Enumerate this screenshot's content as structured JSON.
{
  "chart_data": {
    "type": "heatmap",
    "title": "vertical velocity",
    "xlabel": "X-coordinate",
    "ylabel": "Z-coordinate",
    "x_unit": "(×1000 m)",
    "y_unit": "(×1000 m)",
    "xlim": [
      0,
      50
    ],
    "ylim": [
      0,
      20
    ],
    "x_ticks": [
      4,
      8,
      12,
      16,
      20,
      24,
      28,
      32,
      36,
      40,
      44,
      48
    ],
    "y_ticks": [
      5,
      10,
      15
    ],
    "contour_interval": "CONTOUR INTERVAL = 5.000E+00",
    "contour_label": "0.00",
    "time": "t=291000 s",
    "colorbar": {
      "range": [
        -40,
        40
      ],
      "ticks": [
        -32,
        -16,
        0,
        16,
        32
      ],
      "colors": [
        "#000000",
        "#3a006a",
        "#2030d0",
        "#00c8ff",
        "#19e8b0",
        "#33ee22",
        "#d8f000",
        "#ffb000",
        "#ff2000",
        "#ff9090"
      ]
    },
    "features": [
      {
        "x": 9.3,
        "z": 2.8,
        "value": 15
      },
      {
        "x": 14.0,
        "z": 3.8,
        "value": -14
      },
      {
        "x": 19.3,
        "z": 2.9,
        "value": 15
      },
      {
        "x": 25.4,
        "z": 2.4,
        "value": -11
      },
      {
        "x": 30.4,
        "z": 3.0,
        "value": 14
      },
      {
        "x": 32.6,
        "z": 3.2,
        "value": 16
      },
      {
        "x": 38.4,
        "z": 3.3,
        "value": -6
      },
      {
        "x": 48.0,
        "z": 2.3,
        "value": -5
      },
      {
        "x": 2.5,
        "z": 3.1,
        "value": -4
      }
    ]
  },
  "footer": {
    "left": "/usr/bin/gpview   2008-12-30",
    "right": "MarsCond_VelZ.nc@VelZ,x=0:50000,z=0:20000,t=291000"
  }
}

========

Only the number is wanted: count the lines of the records that hold the word "coordinate".

# [WORKED ANSWER]
2